— TASK REQUIREMENTS —
Repeat all of the data below with "portfolio" swapped for "resume" and nothing else changed, omitting the pictures.

● ● ●

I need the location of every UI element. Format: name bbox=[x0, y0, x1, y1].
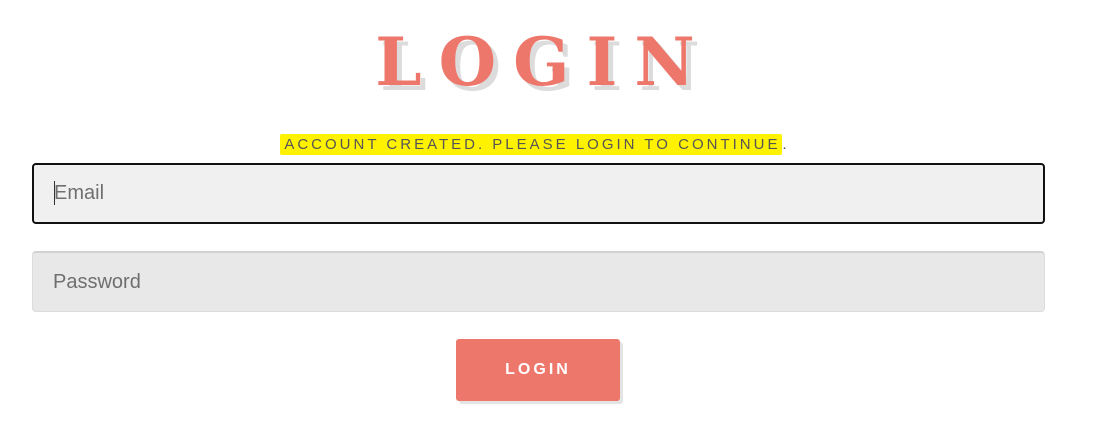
login-page: LOGIN ACCOUNT CREATED. PLEASE LOGIN TO C… bbox=[0, 0, 1116, 442]
password-input[interactable] bbox=[32, 251, 1045, 312]
status-message-text: ACCOUNT CREATED. PLEASE LOGIN TO CONTINU… bbox=[280, 134, 783, 155]
text-cursor bbox=[54, 181, 55, 205]
page-title: LOGIN bbox=[375, 23, 712, 101]
login-button[interactable]: LOGIN bbox=[456, 339, 620, 401]
email-input[interactable] bbox=[32, 163, 1045, 224]
status-message-suffix: . bbox=[782, 136, 790, 153]
status-message: ACCOUNT CREATED. PLEASE LOGIN TO CONTINU… bbox=[0, 134, 1070, 156]
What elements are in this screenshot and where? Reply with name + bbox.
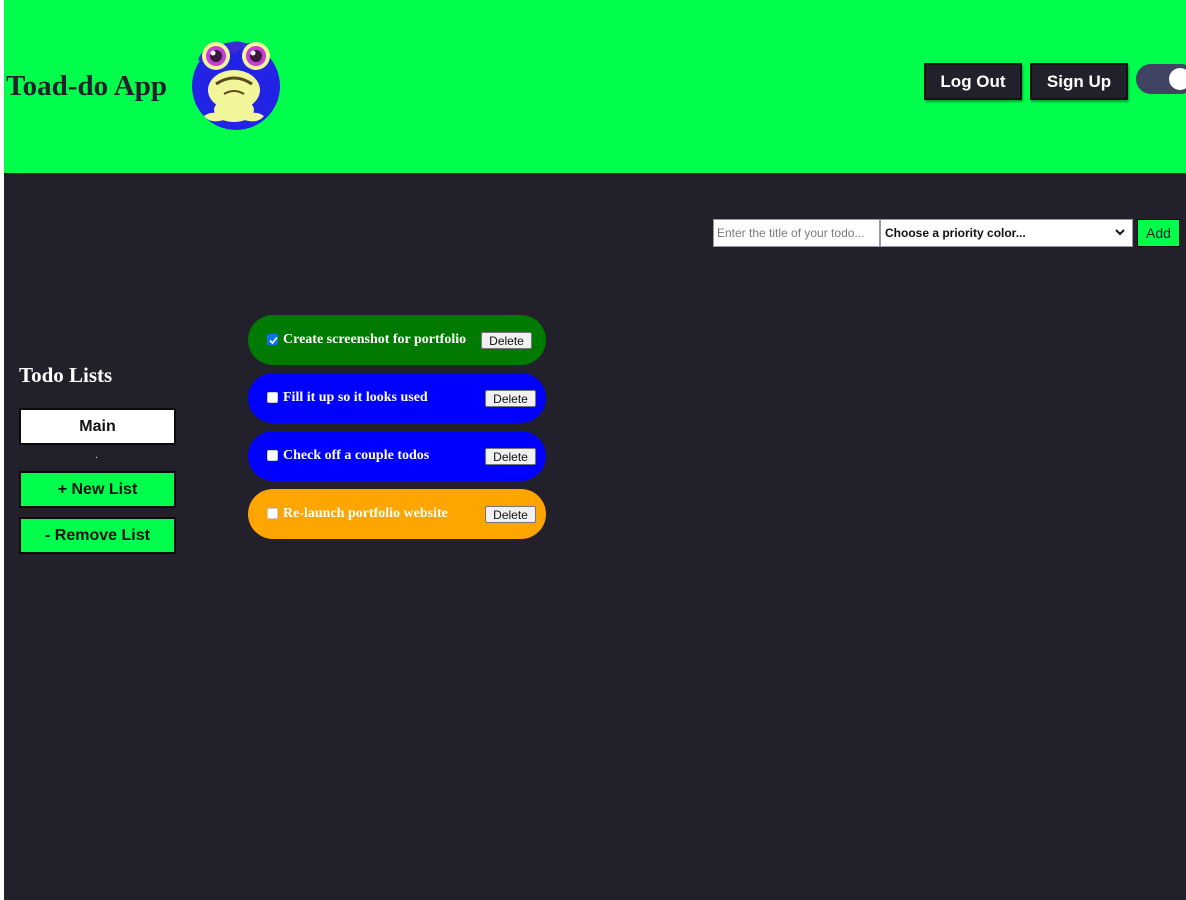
todo-item: Create screenshot for portfolio Delete xyxy=(248,315,546,365)
toggle-knob xyxy=(1169,68,1186,90)
app-root: Toad-do App Log Out Sign Up Enter the ti… xyxy=(4,0,1186,900)
todo-title: Check off a couple todos xyxy=(283,448,430,463)
priority-color-select[interactable]: Choose a priority color... xyxy=(880,219,1133,247)
todo-lists-heading: Todo Lists xyxy=(19,363,113,387)
delete-todo-button[interactable]: Delete xyxy=(485,448,536,465)
logout-button[interactable]: Log Out xyxy=(924,63,1022,100)
todo-checkbox[interactable] xyxy=(267,450,278,461)
app-title: Toad-do App xyxy=(6,70,167,102)
todo-list: Create screenshot for portfolio Delete F… xyxy=(248,315,546,547)
add-todo-button[interactable]: Add xyxy=(1137,219,1180,247)
todo-title: Re-launch portfolio website xyxy=(283,506,448,521)
checkmark-icon xyxy=(269,336,278,345)
frog-logo-icon xyxy=(192,41,280,130)
signup-button[interactable]: Sign Up xyxy=(1030,63,1128,100)
priority-select-value: Choose a priority color... xyxy=(885,226,1026,240)
top-header: Toad-do App Log Out Sign Up xyxy=(4,0,1186,173)
delete-todo-button[interactable]: Delete xyxy=(481,332,532,349)
new-list-button[interactable]: + New List xyxy=(19,471,176,508)
todo-title-input[interactable] xyxy=(713,219,880,247)
add-todo-form: Choose a priority color... Add xyxy=(713,219,1180,247)
todo-checkbox[interactable] xyxy=(267,508,278,519)
todo-title: Create screenshot for portfolio xyxy=(283,332,467,347)
todo-item: Re-launch portfolio website Delete xyxy=(248,489,546,539)
todo-checkbox[interactable] xyxy=(267,334,278,345)
list-item-main[interactable]: Main xyxy=(19,408,176,445)
theme-toggle[interactable] xyxy=(1136,64,1186,94)
chevron-down-icon xyxy=(1115,229,1125,236)
todo-title: Fill it up so it looks used xyxy=(283,390,428,405)
remove-list-button[interactable]: - Remove List xyxy=(19,517,176,554)
list-separator: . xyxy=(95,450,98,461)
todo-item: Check off a couple todos Delete xyxy=(248,431,546,481)
todo-checkbox[interactable] xyxy=(267,392,278,403)
delete-todo-button[interactable]: Delete xyxy=(485,390,536,407)
todo-item: Fill it up so it looks used Delete xyxy=(248,373,546,423)
delete-todo-button[interactable]: Delete xyxy=(485,506,536,523)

● ● ●

— WRITTEN ANSWER —
I need the location of every UI element. Format: name bbox=[x0, y0, x1, y1].
login-page: LOGIN ACCOUNT CREATED. PLEASE LOGIN TO C… bbox=[0, 0, 1116, 442]
password-input[interactable] bbox=[32, 251, 1045, 312]
status-message-text: ACCOUNT CREATED. PLEASE LOGIN TO CONTINU… bbox=[280, 134, 783, 155]
text-cursor bbox=[54, 181, 55, 205]
page-title: LOGIN bbox=[375, 23, 712, 101]
login-button[interactable]: LOGIN bbox=[456, 339, 620, 401]
email-input[interactable] bbox=[32, 163, 1045, 224]
status-message-suffix: . bbox=[782, 136, 790, 153]
status-message: ACCOUNT CREATED. PLEASE LOGIN TO CONTINU… bbox=[0, 134, 1070, 156]
What elements are in this screenshot and where? Reply with name + bbox.
todo-item: Create screenshot for resume Delete xyxy=(248,315,546,365)
toggle-knob xyxy=(1169,68,1186,90)
app-root: Toad-do App Log Out Sign Up Enter the ti… xyxy=(4,0,1186,900)
todo-title: Check off a couple todos xyxy=(283,448,430,463)
priority-color-select[interactable]: Choose a priority color... xyxy=(880,219,1133,247)
todo-lists-heading: Todo Lists xyxy=(19,363,113,387)
delete-todo-button[interactable]: Delete xyxy=(485,448,536,465)
logout-button[interactable]: Log Out xyxy=(924,63,1022,100)
todo-checkbox[interactable] xyxy=(267,450,278,461)
app-title: Toad-do App xyxy=(6,70,167,102)
todo-list: Create screenshot for resume Delete F… xyxy=(248,315,546,547)
add-todo-button[interactable]: Add xyxy=(1137,219,1180,247)
todo-title: Re-launch resume website xyxy=(283,506,448,521)
checkmark-icon xyxy=(269,336,278,345)
frog-logo-icon xyxy=(192,41,280,130)
signup-button[interactable]: Sign Up xyxy=(1030,63,1128,100)
priority-select-value: Choose a priority color... xyxy=(885,226,1026,240)
top-header: Toad-do App Log Out Sign Up xyxy=(4,0,1186,173)
delete-todo-button[interactable]: Delete xyxy=(481,332,532,349)
new-list-button[interactable]: + New List xyxy=(19,471,176,508)
todo-title-input[interactable] xyxy=(713,219,880,247)
add-todo-form: Choose a priority color... Add xyxy=(713,219,1180,247)
todo-checkbox[interactable] xyxy=(267,508,278,519)
todo-title: Create screenshot for resume xyxy=(283,332,467,347)
todo-item: Re-launch resume website Delete xyxy=(248,489,546,539)
todo-checkbox[interactable] xyxy=(267,334,278,345)
list-item-main[interactable]: Main xyxy=(19,408,176,445)
theme-toggle[interactable] xyxy=(1136,64,1186,94)
chevron-down-icon xyxy=(1115,229,1125,236)
todo-title: Fill it up so it looks used xyxy=(283,390,428,405)
remove-list-button[interactable]: - Remove List xyxy=(19,517,176,554)
list-separator: . xyxy=(95,450,98,461)
todo-item: Check off a couple todos Delete xyxy=(248,431,546,481)
todo-checkbox[interactable] xyxy=(267,392,278,403)
delete-todo-button[interactable]: Delete xyxy=(485,390,536,407)
todo-item: Fill it up so it looks used Delete xyxy=(248,373,546,423)
delete-todo-button[interactable]: Delete xyxy=(485,506,536,523)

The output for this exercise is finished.